Goal:
Only the number is wanted: how many lines contain the string "школа"?

** Start of Material for the task **

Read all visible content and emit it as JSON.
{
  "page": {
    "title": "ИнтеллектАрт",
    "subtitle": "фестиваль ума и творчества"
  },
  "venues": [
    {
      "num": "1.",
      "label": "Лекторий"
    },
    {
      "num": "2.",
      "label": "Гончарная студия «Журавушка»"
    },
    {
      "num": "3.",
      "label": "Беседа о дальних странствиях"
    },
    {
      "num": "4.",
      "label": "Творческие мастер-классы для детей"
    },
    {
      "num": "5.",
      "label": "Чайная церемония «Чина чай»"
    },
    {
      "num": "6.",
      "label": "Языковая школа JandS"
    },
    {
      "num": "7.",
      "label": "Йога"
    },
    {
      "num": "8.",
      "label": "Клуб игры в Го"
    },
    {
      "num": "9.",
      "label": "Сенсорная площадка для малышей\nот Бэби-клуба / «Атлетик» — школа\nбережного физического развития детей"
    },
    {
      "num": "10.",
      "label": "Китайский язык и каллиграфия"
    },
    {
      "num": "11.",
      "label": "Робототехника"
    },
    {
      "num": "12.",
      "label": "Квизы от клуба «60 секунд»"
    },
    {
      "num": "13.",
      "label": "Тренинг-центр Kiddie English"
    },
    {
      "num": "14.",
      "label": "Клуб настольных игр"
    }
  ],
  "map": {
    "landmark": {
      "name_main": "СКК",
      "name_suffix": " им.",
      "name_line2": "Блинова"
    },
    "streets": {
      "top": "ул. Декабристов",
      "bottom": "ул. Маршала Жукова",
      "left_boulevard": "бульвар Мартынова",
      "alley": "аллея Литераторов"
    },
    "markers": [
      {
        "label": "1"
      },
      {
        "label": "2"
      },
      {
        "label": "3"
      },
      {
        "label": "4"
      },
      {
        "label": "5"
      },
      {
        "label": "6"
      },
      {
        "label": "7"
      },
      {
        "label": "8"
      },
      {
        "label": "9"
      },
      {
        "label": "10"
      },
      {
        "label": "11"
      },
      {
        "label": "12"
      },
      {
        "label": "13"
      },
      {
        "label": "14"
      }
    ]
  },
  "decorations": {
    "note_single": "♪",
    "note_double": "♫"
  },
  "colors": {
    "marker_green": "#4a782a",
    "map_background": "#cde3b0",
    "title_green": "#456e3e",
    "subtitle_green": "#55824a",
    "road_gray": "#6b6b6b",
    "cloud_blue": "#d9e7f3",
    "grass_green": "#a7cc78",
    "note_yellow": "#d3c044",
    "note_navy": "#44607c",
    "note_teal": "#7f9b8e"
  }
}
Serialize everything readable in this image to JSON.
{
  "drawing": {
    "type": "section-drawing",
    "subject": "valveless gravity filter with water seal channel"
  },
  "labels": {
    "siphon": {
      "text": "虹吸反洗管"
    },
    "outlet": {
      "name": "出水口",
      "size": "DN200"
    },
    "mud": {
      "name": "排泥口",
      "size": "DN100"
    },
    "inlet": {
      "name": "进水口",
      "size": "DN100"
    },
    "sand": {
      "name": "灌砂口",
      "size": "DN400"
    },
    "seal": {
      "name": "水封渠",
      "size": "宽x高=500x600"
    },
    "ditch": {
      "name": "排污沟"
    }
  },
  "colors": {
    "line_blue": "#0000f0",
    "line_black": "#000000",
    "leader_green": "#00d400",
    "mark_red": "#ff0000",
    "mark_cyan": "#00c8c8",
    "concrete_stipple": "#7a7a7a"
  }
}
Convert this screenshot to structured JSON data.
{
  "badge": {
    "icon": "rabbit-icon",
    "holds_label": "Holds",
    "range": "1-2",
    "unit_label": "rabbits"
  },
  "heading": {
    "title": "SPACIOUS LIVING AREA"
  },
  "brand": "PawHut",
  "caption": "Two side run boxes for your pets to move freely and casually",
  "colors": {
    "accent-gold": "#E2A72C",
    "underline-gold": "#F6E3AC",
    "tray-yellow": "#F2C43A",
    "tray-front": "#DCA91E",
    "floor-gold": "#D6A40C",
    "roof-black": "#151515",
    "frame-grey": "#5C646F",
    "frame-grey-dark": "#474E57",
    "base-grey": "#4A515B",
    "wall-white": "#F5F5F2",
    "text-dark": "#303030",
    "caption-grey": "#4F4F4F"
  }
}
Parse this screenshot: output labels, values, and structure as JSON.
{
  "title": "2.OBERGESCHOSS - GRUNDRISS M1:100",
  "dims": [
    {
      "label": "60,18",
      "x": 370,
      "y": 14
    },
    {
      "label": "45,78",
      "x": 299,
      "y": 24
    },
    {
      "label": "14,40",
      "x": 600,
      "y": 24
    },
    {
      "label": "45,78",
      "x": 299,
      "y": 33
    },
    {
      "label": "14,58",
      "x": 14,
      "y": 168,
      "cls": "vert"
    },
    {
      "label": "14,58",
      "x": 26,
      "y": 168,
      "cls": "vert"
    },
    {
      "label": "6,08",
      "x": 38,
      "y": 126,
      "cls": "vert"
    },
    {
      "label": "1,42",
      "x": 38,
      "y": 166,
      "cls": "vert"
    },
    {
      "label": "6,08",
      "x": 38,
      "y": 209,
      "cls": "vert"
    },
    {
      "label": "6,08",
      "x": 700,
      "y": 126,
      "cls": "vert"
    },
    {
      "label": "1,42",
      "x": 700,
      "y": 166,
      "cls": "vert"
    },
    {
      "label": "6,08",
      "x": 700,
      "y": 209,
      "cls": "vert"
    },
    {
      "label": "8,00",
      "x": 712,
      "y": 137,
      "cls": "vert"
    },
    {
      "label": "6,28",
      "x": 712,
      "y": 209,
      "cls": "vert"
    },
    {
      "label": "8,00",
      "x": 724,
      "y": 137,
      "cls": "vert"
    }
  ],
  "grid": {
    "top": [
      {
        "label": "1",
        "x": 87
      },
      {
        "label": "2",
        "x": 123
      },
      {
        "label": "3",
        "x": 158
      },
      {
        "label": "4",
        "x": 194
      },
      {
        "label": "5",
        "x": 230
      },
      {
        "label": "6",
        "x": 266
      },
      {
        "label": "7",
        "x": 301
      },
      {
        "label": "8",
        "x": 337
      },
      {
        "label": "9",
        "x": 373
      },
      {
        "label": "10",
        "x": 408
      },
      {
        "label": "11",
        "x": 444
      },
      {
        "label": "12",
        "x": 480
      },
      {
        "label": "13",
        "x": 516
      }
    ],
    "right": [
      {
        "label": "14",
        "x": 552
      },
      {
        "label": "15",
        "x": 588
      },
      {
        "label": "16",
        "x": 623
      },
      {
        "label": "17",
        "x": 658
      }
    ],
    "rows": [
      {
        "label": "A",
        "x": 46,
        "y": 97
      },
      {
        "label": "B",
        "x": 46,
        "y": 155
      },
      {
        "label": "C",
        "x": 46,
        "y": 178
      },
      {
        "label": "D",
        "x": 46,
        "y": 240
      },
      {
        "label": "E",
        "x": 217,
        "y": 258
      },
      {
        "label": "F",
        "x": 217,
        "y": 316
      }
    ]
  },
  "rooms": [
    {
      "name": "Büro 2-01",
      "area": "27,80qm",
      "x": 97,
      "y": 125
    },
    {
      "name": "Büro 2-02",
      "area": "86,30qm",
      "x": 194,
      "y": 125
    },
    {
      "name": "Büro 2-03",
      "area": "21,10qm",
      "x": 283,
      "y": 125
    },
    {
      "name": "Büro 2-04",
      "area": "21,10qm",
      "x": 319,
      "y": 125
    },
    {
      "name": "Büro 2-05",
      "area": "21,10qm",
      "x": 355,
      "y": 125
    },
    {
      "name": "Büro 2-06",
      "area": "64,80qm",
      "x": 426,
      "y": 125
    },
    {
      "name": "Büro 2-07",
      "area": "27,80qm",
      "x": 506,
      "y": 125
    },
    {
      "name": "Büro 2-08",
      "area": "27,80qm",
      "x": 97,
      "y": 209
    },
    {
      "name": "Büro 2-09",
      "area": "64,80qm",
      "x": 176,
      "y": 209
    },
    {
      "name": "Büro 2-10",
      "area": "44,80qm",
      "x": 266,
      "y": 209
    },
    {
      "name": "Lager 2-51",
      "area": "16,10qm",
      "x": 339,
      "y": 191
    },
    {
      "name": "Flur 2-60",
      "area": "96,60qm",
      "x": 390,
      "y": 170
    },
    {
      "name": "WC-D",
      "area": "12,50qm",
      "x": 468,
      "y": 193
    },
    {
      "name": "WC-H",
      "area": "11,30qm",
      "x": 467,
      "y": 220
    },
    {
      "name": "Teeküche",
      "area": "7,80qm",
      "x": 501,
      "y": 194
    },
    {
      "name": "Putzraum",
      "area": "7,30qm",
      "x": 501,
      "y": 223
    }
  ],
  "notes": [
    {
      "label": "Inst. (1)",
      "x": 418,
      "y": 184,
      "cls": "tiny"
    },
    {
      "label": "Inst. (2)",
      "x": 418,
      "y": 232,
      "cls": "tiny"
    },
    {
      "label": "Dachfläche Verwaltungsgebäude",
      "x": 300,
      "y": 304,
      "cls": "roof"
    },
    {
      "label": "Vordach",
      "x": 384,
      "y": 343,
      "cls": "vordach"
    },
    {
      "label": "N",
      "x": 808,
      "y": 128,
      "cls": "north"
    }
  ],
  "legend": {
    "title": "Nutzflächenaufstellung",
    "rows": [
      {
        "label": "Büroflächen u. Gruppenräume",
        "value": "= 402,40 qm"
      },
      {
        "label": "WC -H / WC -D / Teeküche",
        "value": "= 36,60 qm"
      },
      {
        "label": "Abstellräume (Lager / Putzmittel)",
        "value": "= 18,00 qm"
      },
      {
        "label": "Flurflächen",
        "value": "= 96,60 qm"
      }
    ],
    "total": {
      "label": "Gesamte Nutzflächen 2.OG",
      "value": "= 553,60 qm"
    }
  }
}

** End of Material for the task **

Expected answer:
2